** BEGIN DATA TO PROCESS **

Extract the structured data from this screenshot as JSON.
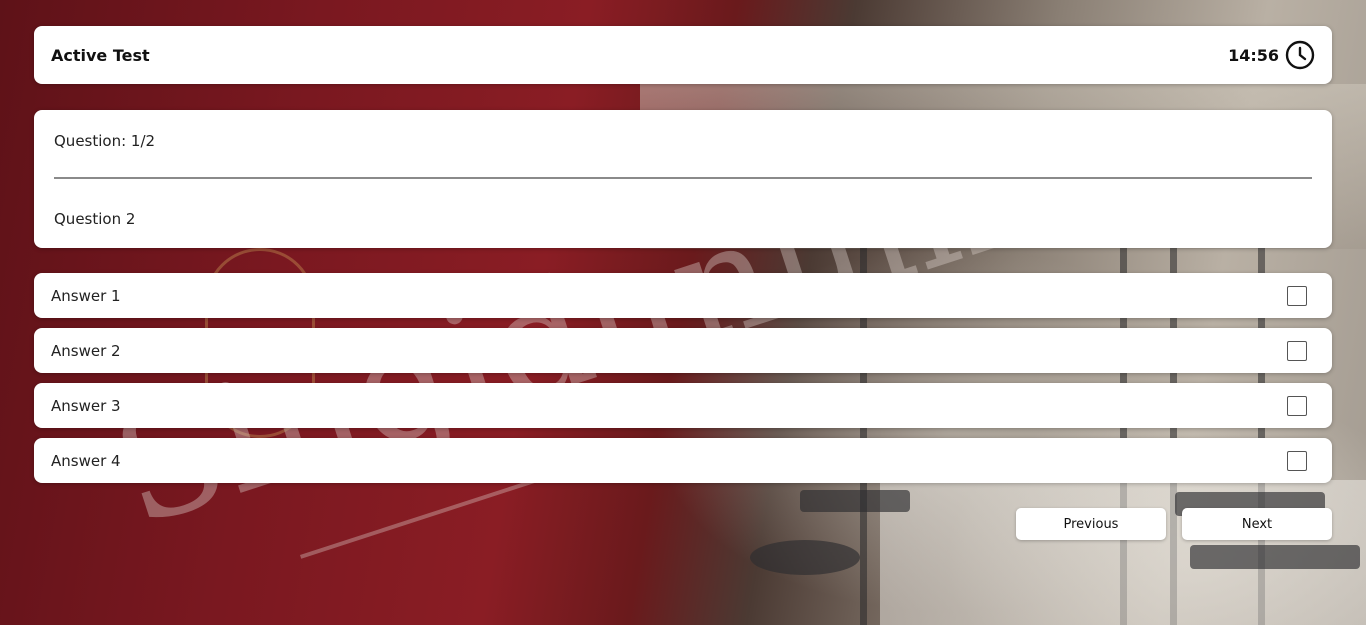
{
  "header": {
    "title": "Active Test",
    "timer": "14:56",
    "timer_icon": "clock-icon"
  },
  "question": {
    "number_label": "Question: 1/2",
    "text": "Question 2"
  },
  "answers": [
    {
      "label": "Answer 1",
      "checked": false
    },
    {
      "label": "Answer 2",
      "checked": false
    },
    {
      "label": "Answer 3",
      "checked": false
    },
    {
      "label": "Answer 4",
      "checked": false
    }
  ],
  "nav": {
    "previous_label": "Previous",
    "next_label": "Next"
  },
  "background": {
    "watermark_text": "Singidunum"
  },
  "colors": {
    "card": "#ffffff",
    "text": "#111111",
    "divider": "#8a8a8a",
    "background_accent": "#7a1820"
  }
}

** END DATA TO PROCESS **

# GIVEN REQUEST
Skip the images and write out the rest of the listing exactly.

# FINISHED EXERCISE
Extract the structured data from this screenshot as JSON.
{
  "header": {
    "title": "Active Test",
    "timer": "14:56",
    "timer_icon": "clock-icon"
  },
  "question": {
    "number_label": "Question: 1/2",
    "text": "Question 2"
  },
  "answers": [
    {
      "label": "Answer 1",
      "checked": false
    },
    {
      "label": "Answer 2",
      "checked": false
    },
    {
      "label": "Answer 3",
      "checked": false
    },
    {
      "label": "Answer 4",
      "checked": false
    }
  ],
  "nav": {
    "previous_label": "Previous",
    "next_label": "Next"
  },
  "background": {
    "watermark_text": "Singidunum"
  },
  "colors": {
    "card": "#ffffff",
    "text": "#111111",
    "divider": "#8a8a8a",
    "background_accent": "#7a1820"
  }
}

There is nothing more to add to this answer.